*Task details*
Return every entry exactly as written.

--- START OF Task inputs ---

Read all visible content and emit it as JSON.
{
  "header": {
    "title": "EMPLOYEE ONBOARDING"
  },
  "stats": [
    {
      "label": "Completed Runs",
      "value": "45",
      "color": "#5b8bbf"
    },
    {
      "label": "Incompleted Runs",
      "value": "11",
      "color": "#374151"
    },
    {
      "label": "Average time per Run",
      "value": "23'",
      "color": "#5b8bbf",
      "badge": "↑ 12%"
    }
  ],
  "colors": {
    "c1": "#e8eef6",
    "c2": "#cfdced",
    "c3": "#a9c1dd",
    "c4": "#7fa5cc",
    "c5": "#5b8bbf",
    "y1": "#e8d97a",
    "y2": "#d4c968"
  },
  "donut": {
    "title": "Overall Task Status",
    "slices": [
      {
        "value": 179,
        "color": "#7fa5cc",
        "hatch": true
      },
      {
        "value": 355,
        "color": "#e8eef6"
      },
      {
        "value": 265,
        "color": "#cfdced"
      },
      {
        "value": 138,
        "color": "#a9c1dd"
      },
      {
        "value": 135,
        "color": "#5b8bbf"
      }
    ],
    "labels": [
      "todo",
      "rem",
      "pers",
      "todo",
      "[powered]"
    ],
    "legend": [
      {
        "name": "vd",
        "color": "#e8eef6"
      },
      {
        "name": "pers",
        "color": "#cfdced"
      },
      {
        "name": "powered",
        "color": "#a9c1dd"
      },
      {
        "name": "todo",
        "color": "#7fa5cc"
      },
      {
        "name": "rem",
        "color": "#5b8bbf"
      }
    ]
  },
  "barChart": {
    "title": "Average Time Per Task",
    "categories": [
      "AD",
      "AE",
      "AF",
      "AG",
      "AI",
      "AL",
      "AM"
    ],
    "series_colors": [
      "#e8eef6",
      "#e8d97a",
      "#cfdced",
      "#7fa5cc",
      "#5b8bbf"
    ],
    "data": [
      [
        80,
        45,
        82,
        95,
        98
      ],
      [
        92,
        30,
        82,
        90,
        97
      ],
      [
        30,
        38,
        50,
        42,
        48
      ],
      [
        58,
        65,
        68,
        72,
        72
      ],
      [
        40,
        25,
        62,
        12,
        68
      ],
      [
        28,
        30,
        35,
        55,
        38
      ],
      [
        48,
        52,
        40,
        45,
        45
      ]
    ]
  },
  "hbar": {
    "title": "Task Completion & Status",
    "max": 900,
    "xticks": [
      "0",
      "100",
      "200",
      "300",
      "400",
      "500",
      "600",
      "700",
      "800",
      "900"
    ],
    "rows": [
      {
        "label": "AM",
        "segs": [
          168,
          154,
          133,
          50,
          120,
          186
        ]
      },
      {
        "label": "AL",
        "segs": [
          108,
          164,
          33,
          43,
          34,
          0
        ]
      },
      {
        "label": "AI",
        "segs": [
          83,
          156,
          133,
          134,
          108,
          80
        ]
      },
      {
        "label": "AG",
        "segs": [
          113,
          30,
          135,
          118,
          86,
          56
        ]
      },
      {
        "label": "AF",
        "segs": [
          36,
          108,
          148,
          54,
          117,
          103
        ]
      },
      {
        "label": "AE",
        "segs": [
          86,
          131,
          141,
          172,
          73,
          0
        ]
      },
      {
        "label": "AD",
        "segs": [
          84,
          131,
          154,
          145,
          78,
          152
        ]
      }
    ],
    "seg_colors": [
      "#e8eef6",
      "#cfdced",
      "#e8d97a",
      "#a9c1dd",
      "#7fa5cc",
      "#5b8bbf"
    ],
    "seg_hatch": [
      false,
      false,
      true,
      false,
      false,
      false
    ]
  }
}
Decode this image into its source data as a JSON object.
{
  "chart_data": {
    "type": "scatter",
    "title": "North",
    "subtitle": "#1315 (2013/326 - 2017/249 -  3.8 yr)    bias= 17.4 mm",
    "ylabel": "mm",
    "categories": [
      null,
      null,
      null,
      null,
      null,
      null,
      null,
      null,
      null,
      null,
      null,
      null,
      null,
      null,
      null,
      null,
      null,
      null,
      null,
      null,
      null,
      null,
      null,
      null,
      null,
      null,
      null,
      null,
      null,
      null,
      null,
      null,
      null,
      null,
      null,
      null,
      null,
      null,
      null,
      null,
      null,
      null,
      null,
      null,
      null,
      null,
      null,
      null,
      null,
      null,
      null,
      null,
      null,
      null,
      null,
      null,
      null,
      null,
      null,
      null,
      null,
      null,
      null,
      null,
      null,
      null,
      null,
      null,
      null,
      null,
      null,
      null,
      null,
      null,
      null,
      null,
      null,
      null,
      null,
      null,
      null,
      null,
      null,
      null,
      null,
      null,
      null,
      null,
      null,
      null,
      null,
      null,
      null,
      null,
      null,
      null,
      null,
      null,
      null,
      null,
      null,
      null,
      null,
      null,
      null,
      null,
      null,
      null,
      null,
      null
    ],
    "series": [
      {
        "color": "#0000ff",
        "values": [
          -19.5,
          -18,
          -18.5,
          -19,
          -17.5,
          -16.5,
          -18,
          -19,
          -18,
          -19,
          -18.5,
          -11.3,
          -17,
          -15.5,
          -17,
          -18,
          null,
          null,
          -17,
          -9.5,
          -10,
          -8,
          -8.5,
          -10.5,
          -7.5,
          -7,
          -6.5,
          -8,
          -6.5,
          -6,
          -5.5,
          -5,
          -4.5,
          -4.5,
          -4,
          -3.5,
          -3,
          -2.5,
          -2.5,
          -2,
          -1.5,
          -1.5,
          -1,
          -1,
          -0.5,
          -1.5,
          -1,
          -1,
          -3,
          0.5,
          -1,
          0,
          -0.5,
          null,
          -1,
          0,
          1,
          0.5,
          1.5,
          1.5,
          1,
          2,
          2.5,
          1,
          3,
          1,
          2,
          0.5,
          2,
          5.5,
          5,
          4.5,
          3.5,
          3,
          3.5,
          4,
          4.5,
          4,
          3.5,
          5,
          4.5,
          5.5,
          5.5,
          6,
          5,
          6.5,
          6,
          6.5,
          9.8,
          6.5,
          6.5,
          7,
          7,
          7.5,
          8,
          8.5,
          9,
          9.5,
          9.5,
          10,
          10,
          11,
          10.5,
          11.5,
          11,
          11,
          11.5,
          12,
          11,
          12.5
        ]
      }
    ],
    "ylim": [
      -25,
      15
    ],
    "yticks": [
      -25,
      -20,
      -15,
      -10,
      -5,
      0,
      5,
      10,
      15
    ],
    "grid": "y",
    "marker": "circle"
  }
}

--- END OF Task inputs ---

*Solved problem*
Read all visible content and emit it as JSON.
{
  "header": {
    "title": "EMPLOYEE ONBOARDING"
  },
  "stats": [
    {
      "label": "Completed Runs",
      "value": "45",
      "color": "#5b8bbf"
    },
    {
      "label": "Incompleted Runs",
      "value": "11",
      "color": "#374151"
    },
    {
      "label": "Average time per Run",
      "value": "23'",
      "color": "#5b8bbf",
      "badge": "↑ 12%"
    }
  ],
  "colors": {
    "c1": "#e8eef6",
    "c2": "#cfdced",
    "c3": "#a9c1dd",
    "c4": "#7fa5cc",
    "c5": "#5b8bbf",
    "y1": "#e8d97a",
    "y2": "#d4c968"
  },
  "donut": {
    "title": "Overall Task Status",
    "slices": [
      {
        "value": 179,
        "color": "#7fa5cc",
        "hatch": true
      },
      {
        "value": 355,
        "color": "#e8eef6"
      },
      {
        "value": 265,
        "color": "#cfdced"
      },
      {
        "value": 138,
        "color": "#a9c1dd"
      },
      {
        "value": 135,
        "color": "#5b8bbf"
      }
    ],
    "labels": [
      "todo",
      "rem",
      "pers",
      "todo",
      "[powered]"
    ],
    "legend": [
      {
        "name": "vd",
        "color": "#e8eef6"
      },
      {
        "name": "pers",
        "color": "#cfdced"
      },
      {
        "name": "powered",
        "color": "#a9c1dd"
      },
      {
        "name": "todo",
        "color": "#7fa5cc"
      },
      {
        "name": "rem",
        "color": "#5b8bbf"
      }
    ]
  },
  "barChart": {
    "title": "Average Time Per Task",
    "categories": [
      "AD",
      "AE",
      "AF",
      "AG",
      "AI",
      "AL",
      "AM"
    ],
    "series_colors": [
      "#e8eef6",
      "#e8d97a",
      "#cfdced",
      "#7fa5cc",
      "#5b8bbf"
    ],
    "data": [
      [
        80,
        45,
        82,
        95,
        98
      ],
      [
        92,
        30,
        82,
        90,
        97
      ],
      [
        30,
        38,
        50,
        42,
        48
      ],
      [
        58,
        65,
        68,
        72,
        72
      ],
      [
        40,
        25,
        62,
        12,
        68
      ],
      [
        28,
        30,
        35,
        55,
        38
      ],
      [
        48,
        52,
        40,
        45,
        45
      ]
    ]
  },
  "hbar": {
    "title": "Task Completion & Status",
    "max": 900,
    "xticks": [
      "0",
      "100",
      "200",
      "300",
      "400",
      "500",
      "600",
      "700",
      "800",
      "900"
    ],
    "rows": [
      {
        "label": "AM",
        "segs": [
          168,
          154,
          133,
          50,
          120,
          186
        ]
      },
      {
        "label": "AL",
        "segs": [
          108,
          164,
          33,
          43,
          34,
          0
        ]
      },
      {
        "label": "AI",
        "segs": [
          83,
          156,
          133,
          134,
          108,
          80
        ]
      },
      {
        "label": "AG",
        "segs": [
          113,
          30,
          135,
          118,
          86,
          56
        ]
      },
      {
        "label": "AF",
        "segs": [
          36,
          108,
          148,
          54,
          117,
          103
        ]
      },
      {
        "label": "AE",
        "segs": [
          86,
          131,
          141,
          172,
          73,
          0
        ]
      },
      {
        "label": "AD",
        "segs": [
          84,
          131,
          154,
          145,
          78,
          152
        ]
      }
    ],
    "seg_colors": [
      "#e8eef6",
      "#cfdced",
      "#e8d97a",
      "#a9c1dd",
      "#7fa5cc",
      "#5b8bbf"
    ],
    "seg_hatch": [
      false,
      false,
      true,
      false,
      false,
      false
    ]
  }
}
Decode this image into its source data as a JSON object.
{
  "chart_data": {
    "type": "scatter",
    "title": "North",
    "subtitle": "#1315 (2013/326 - 2017/249 -  3.8 yr)    bias= 17.4 mm",
    "ylabel": "mm",
    "categories": [
      null,
      null,
      null,
      null,
      null,
      null,
      null,
      null,
      null,
      null,
      null,
      null,
      null,
      null,
      null,
      null,
      null,
      null,
      null,
      null,
      null,
      null,
      null,
      null,
      null,
      null,
      null,
      null,
      null,
      null,
      null,
      null,
      null,
      null,
      null,
      null,
      null,
      null,
      null,
      null,
      null,
      null,
      null,
      null,
      null,
      null,
      null,
      null,
      null,
      null,
      null,
      null,
      null,
      null,
      null,
      null,
      null,
      null,
      null,
      null,
      null,
      null,
      null,
      null,
      null,
      null,
      null,
      null,
      null,
      null,
      null,
      null,
      null,
      null,
      null,
      null,
      null,
      null,
      null,
      null,
      null,
      null,
      null,
      null,
      null,
      null,
      null,
      null,
      null,
      null,
      null,
      null,
      null,
      null,
      null,
      null,
      null,
      null,
      null,
      null,
      null,
      null,
      null,
      null,
      null,
      null,
      null,
      null,
      null,
      null
    ],
    "series": [
      {
        "color": "#0000ff",
        "values": [
          -19.5,
          -18,
          -18.5,
          -19,
          -17.5,
          -16.5,
          -18,
          -19,
          -18,
          -19,
          -18.5,
          -11.3,
          -17,
          -15.5,
          -17,
          -18,
          null,
          null,
          -17,
          -9.5,
          -10,
          -8,
          -8.5,
          -10.5,
          -7.5,
          -7,
          -6.5,
          -8,
          -6.5,
          -6,
          -5.5,
          -5,
          -4.5,
          -4.5,
          -4,
          -3.5,
          -3,
          -2.5,
          -2.5,
          -2,
          -1.5,
          -1.5,
          -1,
          -1,
          -0.5,
          -1.5,
          -1,
          -1,
          -3,
          0.5,
          -1,
          0,
          -0.5,
          null,
          -1,
          0,
          1,
          0.5,
          1.5,
          1.5,
          1,
          2,
          2.5,
          1,
          3,
          1,
          2,
          0.5,
          2,
          5.5,
          5,
          4.5,
          3.5,
          3,
          3.5,
          4,
          4.5,
          4,
          3.5,
          5,
          4.5,
          5.5,
          5.5,
          6,
          5,
          6.5,
          6,
          6.5,
          9.8,
          6.5,
          6.5,
          7,
          7,
          7.5,
          8,
          8.5,
          9,
          9.5,
          9.5,
          10,
          10,
          11,
          10.5,
          11.5,
          11,
          11,
          11.5,
          12,
          11,
          12.5
        ]
      }
    ],
    "ylim": [
      -25,
      15
    ],
    "yticks": [
      -25,
      -20,
      -15,
      -10,
      -5,
      0,
      5,
      10,
      15
    ],
    "grid": "y",
    "marker": "circle"
  }
}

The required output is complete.